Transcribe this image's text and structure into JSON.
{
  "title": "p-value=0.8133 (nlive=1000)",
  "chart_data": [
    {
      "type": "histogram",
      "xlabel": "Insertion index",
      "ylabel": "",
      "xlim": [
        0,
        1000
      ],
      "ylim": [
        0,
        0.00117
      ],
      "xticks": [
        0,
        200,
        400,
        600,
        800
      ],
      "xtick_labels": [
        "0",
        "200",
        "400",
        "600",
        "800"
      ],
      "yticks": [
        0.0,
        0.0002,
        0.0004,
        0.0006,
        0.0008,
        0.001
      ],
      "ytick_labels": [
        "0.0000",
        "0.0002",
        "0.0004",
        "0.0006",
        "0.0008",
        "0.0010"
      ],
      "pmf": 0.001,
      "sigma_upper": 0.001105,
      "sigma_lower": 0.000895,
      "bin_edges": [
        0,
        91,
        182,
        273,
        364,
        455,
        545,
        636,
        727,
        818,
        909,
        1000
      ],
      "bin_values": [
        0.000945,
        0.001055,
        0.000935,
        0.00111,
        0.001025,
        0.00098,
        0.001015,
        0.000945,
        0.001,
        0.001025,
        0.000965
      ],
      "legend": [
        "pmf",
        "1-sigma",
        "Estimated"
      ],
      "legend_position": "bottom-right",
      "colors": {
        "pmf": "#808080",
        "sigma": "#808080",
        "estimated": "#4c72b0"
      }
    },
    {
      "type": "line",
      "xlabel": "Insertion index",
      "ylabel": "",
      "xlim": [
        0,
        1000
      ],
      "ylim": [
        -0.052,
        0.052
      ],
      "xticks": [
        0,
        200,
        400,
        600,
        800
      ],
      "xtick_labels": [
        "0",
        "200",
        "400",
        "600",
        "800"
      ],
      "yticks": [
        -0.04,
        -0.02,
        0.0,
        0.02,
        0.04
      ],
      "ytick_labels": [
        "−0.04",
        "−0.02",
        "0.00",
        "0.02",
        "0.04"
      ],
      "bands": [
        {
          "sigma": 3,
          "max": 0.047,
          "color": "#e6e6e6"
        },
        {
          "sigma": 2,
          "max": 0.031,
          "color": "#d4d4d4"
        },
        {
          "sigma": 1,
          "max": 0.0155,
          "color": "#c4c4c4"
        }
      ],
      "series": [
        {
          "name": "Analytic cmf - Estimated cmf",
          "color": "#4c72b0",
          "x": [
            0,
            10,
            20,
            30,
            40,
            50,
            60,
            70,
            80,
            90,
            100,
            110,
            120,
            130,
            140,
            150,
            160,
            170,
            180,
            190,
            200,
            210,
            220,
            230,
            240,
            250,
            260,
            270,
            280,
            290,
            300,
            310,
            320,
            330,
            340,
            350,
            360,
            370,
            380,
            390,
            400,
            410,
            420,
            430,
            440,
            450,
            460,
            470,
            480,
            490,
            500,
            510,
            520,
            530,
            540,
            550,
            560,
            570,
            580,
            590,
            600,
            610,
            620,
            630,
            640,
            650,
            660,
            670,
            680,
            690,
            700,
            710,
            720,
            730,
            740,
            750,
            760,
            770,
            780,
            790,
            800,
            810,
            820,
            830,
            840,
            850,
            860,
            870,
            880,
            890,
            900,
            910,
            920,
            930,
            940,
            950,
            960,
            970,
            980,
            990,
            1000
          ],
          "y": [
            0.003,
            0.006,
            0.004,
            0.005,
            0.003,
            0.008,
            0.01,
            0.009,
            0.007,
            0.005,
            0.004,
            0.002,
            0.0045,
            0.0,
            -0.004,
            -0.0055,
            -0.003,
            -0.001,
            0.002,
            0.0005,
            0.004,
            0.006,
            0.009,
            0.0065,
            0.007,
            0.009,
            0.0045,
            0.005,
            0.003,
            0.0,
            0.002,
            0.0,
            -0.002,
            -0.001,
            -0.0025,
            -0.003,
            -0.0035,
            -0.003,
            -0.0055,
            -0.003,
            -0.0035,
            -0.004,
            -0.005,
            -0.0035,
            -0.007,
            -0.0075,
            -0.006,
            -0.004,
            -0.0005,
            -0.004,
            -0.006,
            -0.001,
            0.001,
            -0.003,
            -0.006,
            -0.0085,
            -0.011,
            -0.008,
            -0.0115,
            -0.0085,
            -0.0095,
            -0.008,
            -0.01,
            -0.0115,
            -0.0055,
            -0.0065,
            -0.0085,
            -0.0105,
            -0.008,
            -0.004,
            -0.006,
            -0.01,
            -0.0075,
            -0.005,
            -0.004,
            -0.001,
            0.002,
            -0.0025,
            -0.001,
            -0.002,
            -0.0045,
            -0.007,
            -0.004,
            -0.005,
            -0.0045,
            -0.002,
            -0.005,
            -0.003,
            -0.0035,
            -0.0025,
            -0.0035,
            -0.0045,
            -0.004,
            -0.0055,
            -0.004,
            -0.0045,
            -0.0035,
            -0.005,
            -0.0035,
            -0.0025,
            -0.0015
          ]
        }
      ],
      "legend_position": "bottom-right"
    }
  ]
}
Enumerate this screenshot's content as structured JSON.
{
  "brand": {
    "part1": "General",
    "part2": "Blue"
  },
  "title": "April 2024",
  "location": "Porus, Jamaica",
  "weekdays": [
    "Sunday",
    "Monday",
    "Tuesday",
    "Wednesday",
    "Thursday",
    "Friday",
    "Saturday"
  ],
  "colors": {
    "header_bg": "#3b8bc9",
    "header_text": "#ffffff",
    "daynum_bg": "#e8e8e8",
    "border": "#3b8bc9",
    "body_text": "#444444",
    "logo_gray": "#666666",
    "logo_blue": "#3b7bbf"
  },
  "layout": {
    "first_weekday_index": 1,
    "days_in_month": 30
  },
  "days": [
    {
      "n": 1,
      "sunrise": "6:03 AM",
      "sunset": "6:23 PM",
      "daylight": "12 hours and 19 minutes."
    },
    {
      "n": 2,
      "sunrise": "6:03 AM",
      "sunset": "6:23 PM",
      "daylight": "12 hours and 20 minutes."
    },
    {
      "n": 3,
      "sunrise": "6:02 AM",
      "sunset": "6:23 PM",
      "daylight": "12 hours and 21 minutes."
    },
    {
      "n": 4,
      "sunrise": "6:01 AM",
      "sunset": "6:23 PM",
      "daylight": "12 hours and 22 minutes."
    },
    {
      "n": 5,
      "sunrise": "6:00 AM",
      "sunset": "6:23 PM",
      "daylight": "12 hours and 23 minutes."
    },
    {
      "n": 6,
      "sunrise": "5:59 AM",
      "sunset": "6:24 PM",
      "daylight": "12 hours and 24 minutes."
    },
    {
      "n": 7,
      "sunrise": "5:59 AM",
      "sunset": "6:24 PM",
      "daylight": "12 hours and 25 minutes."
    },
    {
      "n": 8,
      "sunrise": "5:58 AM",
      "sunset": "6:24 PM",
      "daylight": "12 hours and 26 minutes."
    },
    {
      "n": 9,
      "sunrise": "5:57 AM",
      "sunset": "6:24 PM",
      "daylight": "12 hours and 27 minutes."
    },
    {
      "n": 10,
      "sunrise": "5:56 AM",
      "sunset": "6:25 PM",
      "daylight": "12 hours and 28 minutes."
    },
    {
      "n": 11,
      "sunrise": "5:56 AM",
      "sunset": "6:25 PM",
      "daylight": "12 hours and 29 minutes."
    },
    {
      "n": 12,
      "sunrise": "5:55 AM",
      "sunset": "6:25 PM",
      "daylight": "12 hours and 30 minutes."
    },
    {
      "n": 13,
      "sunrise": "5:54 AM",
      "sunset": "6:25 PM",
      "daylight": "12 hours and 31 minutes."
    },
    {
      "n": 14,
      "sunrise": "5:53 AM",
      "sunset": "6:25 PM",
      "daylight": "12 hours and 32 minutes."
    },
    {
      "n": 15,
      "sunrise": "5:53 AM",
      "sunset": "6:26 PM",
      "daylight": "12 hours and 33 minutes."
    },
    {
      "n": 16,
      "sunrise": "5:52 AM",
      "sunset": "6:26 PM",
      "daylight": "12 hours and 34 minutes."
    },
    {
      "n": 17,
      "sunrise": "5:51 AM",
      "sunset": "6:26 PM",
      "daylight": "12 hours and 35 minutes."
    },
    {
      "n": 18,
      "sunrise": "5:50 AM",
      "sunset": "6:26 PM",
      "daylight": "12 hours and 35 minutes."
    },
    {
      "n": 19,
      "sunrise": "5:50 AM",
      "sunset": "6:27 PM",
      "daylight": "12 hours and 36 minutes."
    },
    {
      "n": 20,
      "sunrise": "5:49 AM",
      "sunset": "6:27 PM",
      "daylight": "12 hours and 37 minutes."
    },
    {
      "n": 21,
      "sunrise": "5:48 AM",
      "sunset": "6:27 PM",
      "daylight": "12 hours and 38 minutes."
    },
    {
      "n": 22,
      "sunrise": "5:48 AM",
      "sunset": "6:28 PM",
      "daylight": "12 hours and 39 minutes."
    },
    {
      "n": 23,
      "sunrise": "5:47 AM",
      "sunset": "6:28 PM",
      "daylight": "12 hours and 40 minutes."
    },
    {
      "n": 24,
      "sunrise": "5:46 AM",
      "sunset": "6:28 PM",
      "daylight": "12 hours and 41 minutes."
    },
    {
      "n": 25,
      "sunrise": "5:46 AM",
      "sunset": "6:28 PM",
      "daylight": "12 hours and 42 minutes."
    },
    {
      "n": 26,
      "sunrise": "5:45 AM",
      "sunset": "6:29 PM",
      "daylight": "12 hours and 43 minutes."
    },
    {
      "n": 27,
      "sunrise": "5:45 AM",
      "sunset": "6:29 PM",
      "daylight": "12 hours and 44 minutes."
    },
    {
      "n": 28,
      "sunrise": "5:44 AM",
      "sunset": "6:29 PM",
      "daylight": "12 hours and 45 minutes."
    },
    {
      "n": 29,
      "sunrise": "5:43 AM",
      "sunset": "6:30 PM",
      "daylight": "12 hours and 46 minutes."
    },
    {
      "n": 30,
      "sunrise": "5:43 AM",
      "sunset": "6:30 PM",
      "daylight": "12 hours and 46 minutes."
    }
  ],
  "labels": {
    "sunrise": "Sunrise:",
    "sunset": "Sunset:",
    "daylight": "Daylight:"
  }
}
● ● ● ● ●
§ **What you have to do**
Take every line from the data that contains the word "bottom".

§ **Completed exercise**
      "legend_position": "bottom-right",
      "legend_position": "bottom-right"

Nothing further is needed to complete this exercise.